Transcribe all the records exactly and omit any images they hold.

╭─ Entries

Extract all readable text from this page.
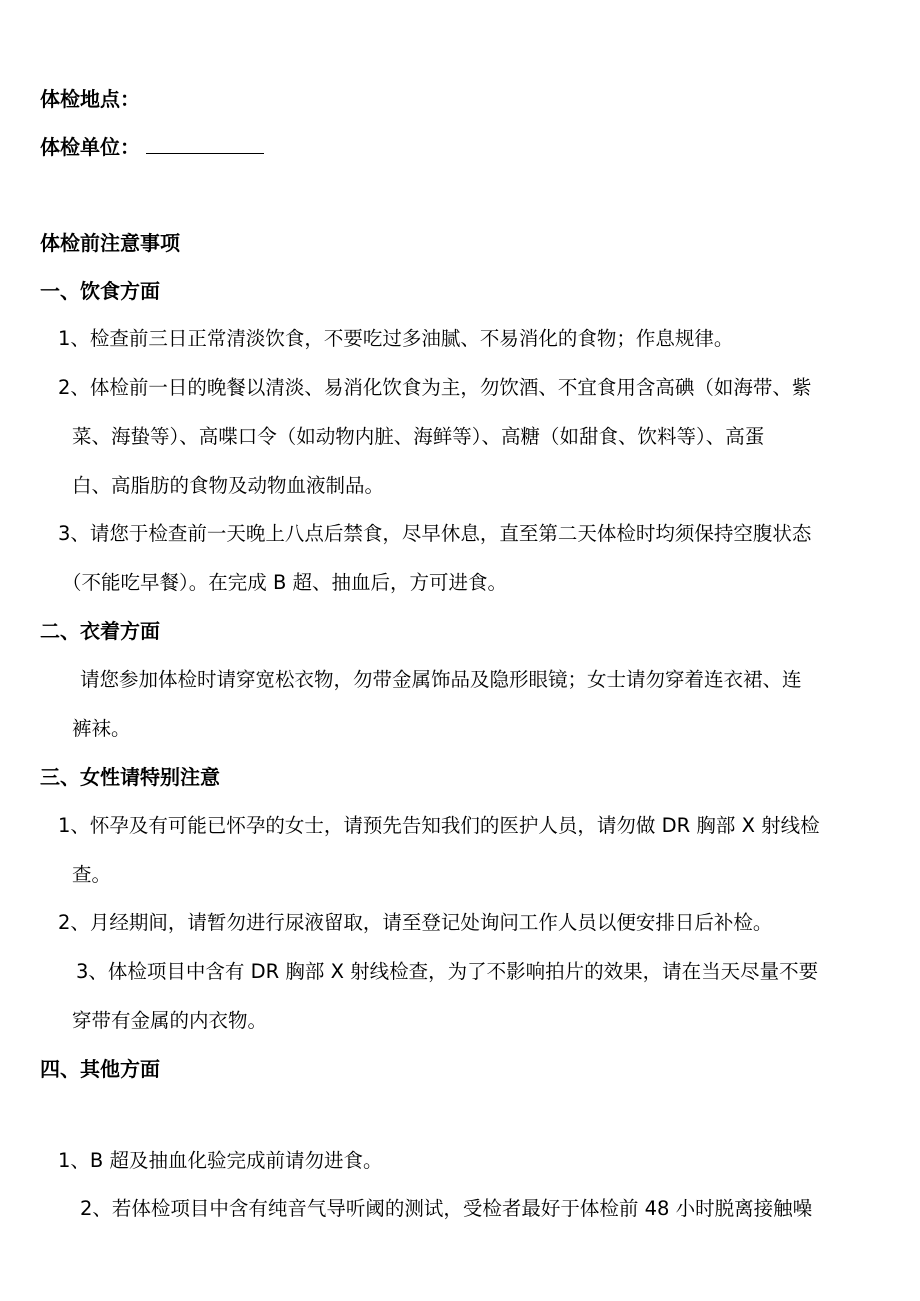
体检地点：
体检单位：
体检前注意事项
一、饮食方面
1、检查前三日正常清淡饮食，不要吃过多油腻、不易消化的食物；作息规律。
2、体检前一日的晚餐以清淡、易消化饮食为主，勿饮酒、不宜食用含高碘（如海带、紫
菜、海蛰等）、高喋口令（如动物内脏、海鲜等）、高糖（如甜食、饮料等）、高蛋
白、高脂肪的食物及动物血液制品。
3、请您于检查前一天晚上八点后禁食，尽早休息，直至第二天体检时均须保持空腹状态
（不能吃早餐）。在完成 B 超、抽血后，方可进食。
二、衣着方面
请您参加体检时请穿宽松衣物，勿带金属饰品及隐形眼镜；女士请勿穿着连衣裙、连
裤袜。
三、女性请特别注意
1、怀孕及有可能已怀孕的女士，请预先告知我们的医护人员，请勿做 DR 胸部 X 射线检
查。
2、月经期间，请暂勿进行尿液留取，请至登记处询问工作人员以便安排日后补检。
3、体检项目中含有 DR 胸部 X 射线检查，为了不影响拍片的效果，请在当天尽量不要
穿带有金属的内衣物。
四、其他方面
1、B 超及抽血化验完成前请勿进食。
2、若体检项目中含有纯音气导听阈的测试，受检者最好于体检前 48 小时脱离接触噪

╰─

• **Result of this exercise**:
Extract all readable text from this page.
体检地点：
体检单位：
体检前注意事项
一、饮食方面
1、检查前三日正常清淡饮食，不要吃过多油腻、不易消化的食物；作息规律。
2、体检前一日的晚餐以清淡、易消化饮食为主，勿饮酒、不宜食用含高碘（如海带、紫
菜、海蛰等）、高喋口令（如动物内脏、海鲜等）、高糖（如甜食、饮料等）、高蛋
白、高脂肪的食物及动物血液制品。
3、请您于检查前一天晚上八点后禁食，尽早休息，直至第二天体检时均须保持空腹状态
（不能吃早餐）。在完成 B 超、抽血后，方可进食。
二、衣着方面
请您参加体检时请穿宽松衣物，勿带金属饰品及隐形眼镜；女士请勿穿着连衣裙、连
裤袜。
三、女性请特别注意
1、怀孕及有可能已怀孕的女士，请预先告知我们的医护人员，请勿做 DR 胸部 X 射线检
查。
2、月经期间，请暂勿进行尿液留取，请至登记处询问工作人员以便安排日后补检。
3、体检项目中含有 DR 胸部 X 射线检查，为了不影响拍片的效果，请在当天尽量不要
穿带有金属的内衣物。
四、其他方面
1、B 超及抽血化验完成前请勿进食。
2、若体检项目中含有纯音气导听阈的测试，受检者最好于体检前 48 小时脱离接触噪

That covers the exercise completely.